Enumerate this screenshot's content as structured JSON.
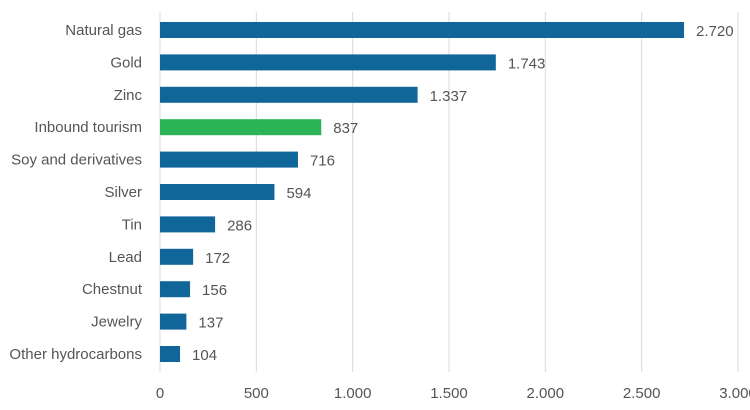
{
  "chart_data": {
    "type": "bar",
    "orientation": "horizontal",
    "categories": [
      "Natural gas",
      "Gold",
      "Zinc",
      "Inbound tourism",
      "Soy and derivatives",
      "Silver",
      "Tin",
      "Lead",
      "Chestnut",
      "Jewelry",
      "Other hydrocarbons"
    ],
    "values": [
      2720,
      1743,
      1337,
      837,
      716,
      594,
      286,
      172,
      156,
      137,
      104
    ],
    "value_labels": [
      "2.720",
      "1.743",
      "1.337",
      "837",
      "716",
      "594",
      "286",
      "172",
      "156",
      "137",
      "104"
    ],
    "bar_colors": [
      "#106599",
      "#106599",
      "#106599",
      "#2ab455",
      "#106599",
      "#106599",
      "#106599",
      "#106599",
      "#106599",
      "#106599",
      "#106599"
    ],
    "xlim": [
      0,
      3000
    ],
    "x_ticks": [
      0,
      500,
      1000,
      1500,
      2000,
      2500,
      3000
    ],
    "x_tick_labels": [
      "0",
      "500",
      "1.000",
      "1.500",
      "2.000",
      "2.500",
      "3.000"
    ],
    "grid": "vertical",
    "title": "",
    "xlabel": "",
    "ylabel": ""
  }
}
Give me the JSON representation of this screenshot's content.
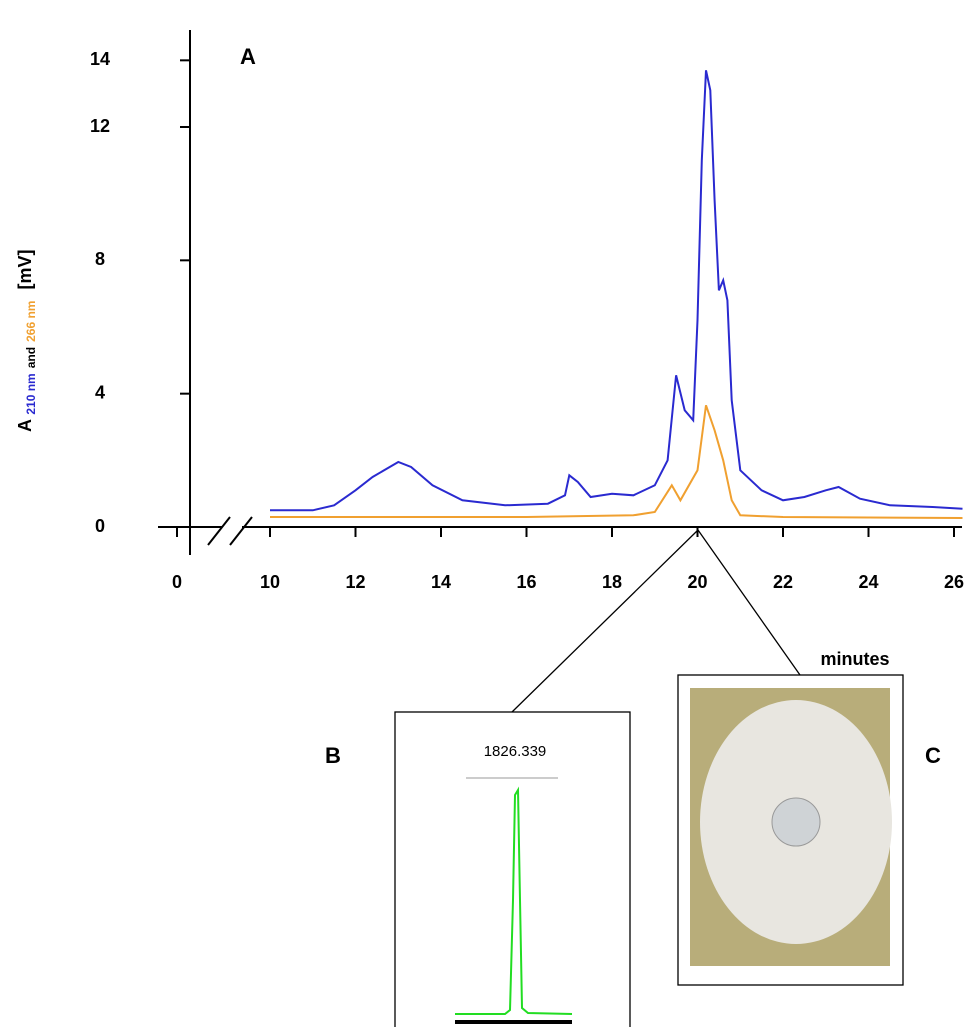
{
  "chart_data": {
    "type": "line",
    "panel_label": "A",
    "y_label": [
      "A",
      "and",
      "[mV]"
    ],
    "x_label": "minutes",
    "xlim": [
      0,
      26.2
    ],
    "xbreak": [
      0,
      10
    ],
    "xticks": [
      0,
      10,
      12,
      14,
      16,
      18,
      20,
      22,
      24,
      26
    ],
    "ylim": [
      0,
      15
    ],
    "yticks": [
      0,
      4,
      8,
      12,
      14
    ],
    "series": [
      {
        "name": "210 nm",
        "color": "#2a2ad0",
        "x": [
          10,
          11,
          11.5,
          12,
          12.4,
          12.8,
          13,
          13.3,
          13.8,
          14.5,
          15.5,
          16.5,
          16.9,
          17,
          17.2,
          17.5,
          18,
          18.5,
          19,
          19.3,
          19.5,
          19.7,
          19.9,
          20,
          20.1,
          20.2,
          20.3,
          20.4,
          20.5,
          20.6,
          20.7,
          20.8,
          21,
          21.5,
          22,
          22.5,
          23,
          23.3,
          23.8,
          24.5,
          25.5,
          26.2
        ],
        "values": [
          0.5,
          0.5,
          0.65,
          1.1,
          1.5,
          1.8,
          1.95,
          1.8,
          1.25,
          0.8,
          0.65,
          0.7,
          0.95,
          1.55,
          1.35,
          0.9,
          1.0,
          0.95,
          1.25,
          2.0,
          4.55,
          3.5,
          3.2,
          6.2,
          11.0,
          13.7,
          13.1,
          9.8,
          7.1,
          7.4,
          6.8,
          3.8,
          1.7,
          1.1,
          0.8,
          0.9,
          1.1,
          1.2,
          0.85,
          0.65,
          0.6,
          0.55
        ]
      },
      {
        "name": "266 nm",
        "color": "#f0a030",
        "x": [
          10,
          16,
          18.5,
          19,
          19.4,
          19.6,
          20,
          20.2,
          20.4,
          20.6,
          20.8,
          21,
          22,
          26.2
        ],
        "values": [
          0.3,
          0.3,
          0.35,
          0.45,
          1.25,
          0.8,
          1.7,
          3.65,
          2.9,
          2.0,
          0.8,
          0.35,
          0.3,
          0.27
        ]
      }
    ],
    "inset_b": {
      "label": "B",
      "peak_label": "1826.339"
    },
    "inset_c": {
      "label": "C"
    }
  }
}
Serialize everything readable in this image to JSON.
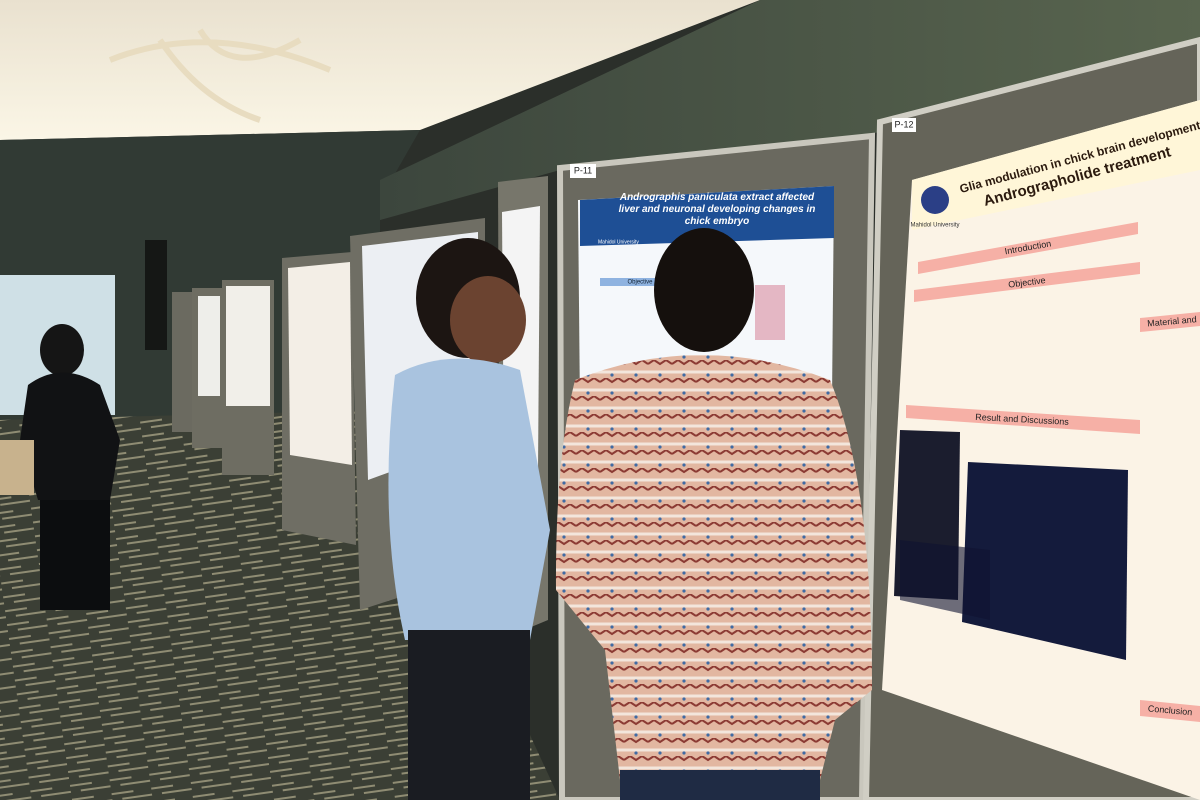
{
  "posters": [
    {
      "number": "P-11",
      "title": "Andrographis paniculata extract affected liver and neuronal developing changes in chick embryo",
      "institution": "Mahidol University",
      "sections": [
        "Objective"
      ]
    },
    {
      "number": "P-12",
      "title_lines": [
        "Glia modulation in chick brain development at",
        "Andrographolide treatment"
      ],
      "institution": "Mahidol University",
      "sections": [
        "Introduction",
        "Objective",
        "Result and Discussions",
        "Conclusion",
        "Material and"
      ]
    }
  ]
}
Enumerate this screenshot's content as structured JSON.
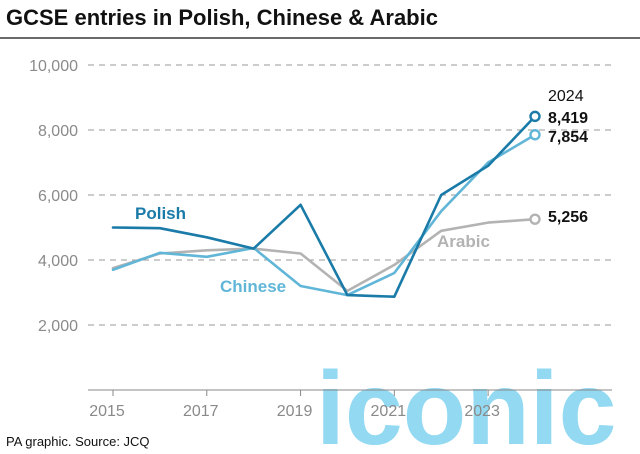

::::::::::

Retype the whole listing, keeping every line identical and omitting all pictures.

Solution below:
Enumerate this screenshot's content as structured JSON.
{
  "chart_data": {
    "type": "bar",
    "orientation": "horizontal",
    "categories": [
      "Natural gas",
      "Gold",
      "Zinc",
      "Inbound tourism",
      "Soy and derivatives",
      "Silver",
      "Tin",
      "Lead",
      "Chestnut",
      "Jewelry",
      "Other hydrocarbons"
    ],
    "values": [
      2720,
      1743,
      1337,
      837,
      716,
      594,
      286,
      172,
      156,
      137,
      104
    ],
    "value_labels": [
      "2.720",
      "1.743",
      "1.337",
      "837",
      "716",
      "594",
      "286",
      "172",
      "156",
      "137",
      "104"
    ],
    "bar_colors": [
      "#106599",
      "#106599",
      "#106599",
      "#2ab455",
      "#106599",
      "#106599",
      "#106599",
      "#106599",
      "#106599",
      "#106599",
      "#106599"
    ],
    "xlim": [
      0,
      3000
    ],
    "x_ticks": [
      0,
      500,
      1000,
      1500,
      2000,
      2500,
      3000
    ],
    "x_tick_labels": [
      "0",
      "500",
      "1.000",
      "1.500",
      "2.000",
      "2.500",
      "3.000"
    ],
    "grid": "vertical",
    "title": "",
    "xlabel": "",
    "ylabel": ""
  }
}
Give me the JSON representation of this screenshot's content.
{
  "chart_data": {
    "type": "line",
    "panel_label": "A",
    "y_label": [
      "A",
      "and",
      "[mV]"
    ],
    "x_label": "minutes",
    "xlim": [
      0,
      26.2
    ],
    "xbreak": [
      0,
      10
    ],
    "xticks": [
      0,
      10,
      12,
      14,
      16,
      18,
      20,
      22,
      24,
      26
    ],
    "ylim": [
      0,
      15
    ],
    "yticks": [
      0,
      4,
      8,
      12,
      14
    ],
    "series": [
      {
        "name": "210 nm",
        "color": "#2a2ad0",
        "x": [
          10,
          11,
          11.5,
          12,
          12.4,
          12.8,
          13,
          13.3,
          13.8,
          14.5,
          15.5,
          16.5,
          16.9,
          17,
          17.2,
          17.5,
          18,
          18.5,
          19,
          19.3,
          19.5,
          19.7,
          19.9,
          20,
          20.1,
          20.2,
          20.3,
          20.4,
          20.5,
          20.6,
          20.7,
          20.8,
          21,
          21.5,
          22,
          22.5,
          23,
          23.3,
          23.8,
          24.5,
          25.5,
          26.2
        ],
        "values": [
          0.5,
          0.5,
          0.65,
          1.1,
          1.5,
          1.8,
          1.95,
          1.8,
          1.25,
          0.8,
          0.65,
          0.7,
          0.95,
          1.55,
          1.35,
          0.9,
          1.0,
          0.95,
          1.25,
          2.0,
          4.55,
          3.5,
          3.2,
          6.2,
          11.0,
          13.7,
          13.1,
          9.8,
          7.1,
          7.4,
          6.8,
          3.8,
          1.7,
          1.1,
          0.8,
          0.9,
          1.1,
          1.2,
          0.85,
          0.65,
          0.6,
          0.55
        ]
      },
      {
        "name": "266 nm",
        "color": "#f0a030",
        "x": [
          10,
          16,
          18.5,
          19,
          19.4,
          19.6,
          20,
          20.2,
          20.4,
          20.6,
          20.8,
          21,
          22,
          26.2
        ],
        "values": [
          0.3,
          0.3,
          0.35,
          0.45,
          1.25,
          0.8,
          1.7,
          3.65,
          2.9,
          2.0,
          0.8,
          0.35,
          0.3,
          0.27
        ]
      }
    ],
    "inset_b": {
      "label": "B",
      "peak_label": "1826.339"
    },
    "inset_c": {
      "label": "C"
    }
  }
}
Serialize everything readable in this image to JSON.
{
  "posters": [
    {
      "number": "P-11",
      "title": "Andrographis paniculata extract affected liver and neuronal developing changes in chick embryo",
      "institution": "Mahidol University",
      "sections": [
        "Objective"
      ]
    },
    {
      "number": "P-12",
      "title_lines": [
        "Glia modulation in chick brain development at",
        "Andrographolide treatment"
      ],
      "institution": "Mahidol University",
      "sections": [
        "Introduction",
        "Objective",
        "Result and Discussions",
        "Conclusion",
        "Material and"
      ]
    }
  ]
}
Enumerate this screenshot's content as structured JSON.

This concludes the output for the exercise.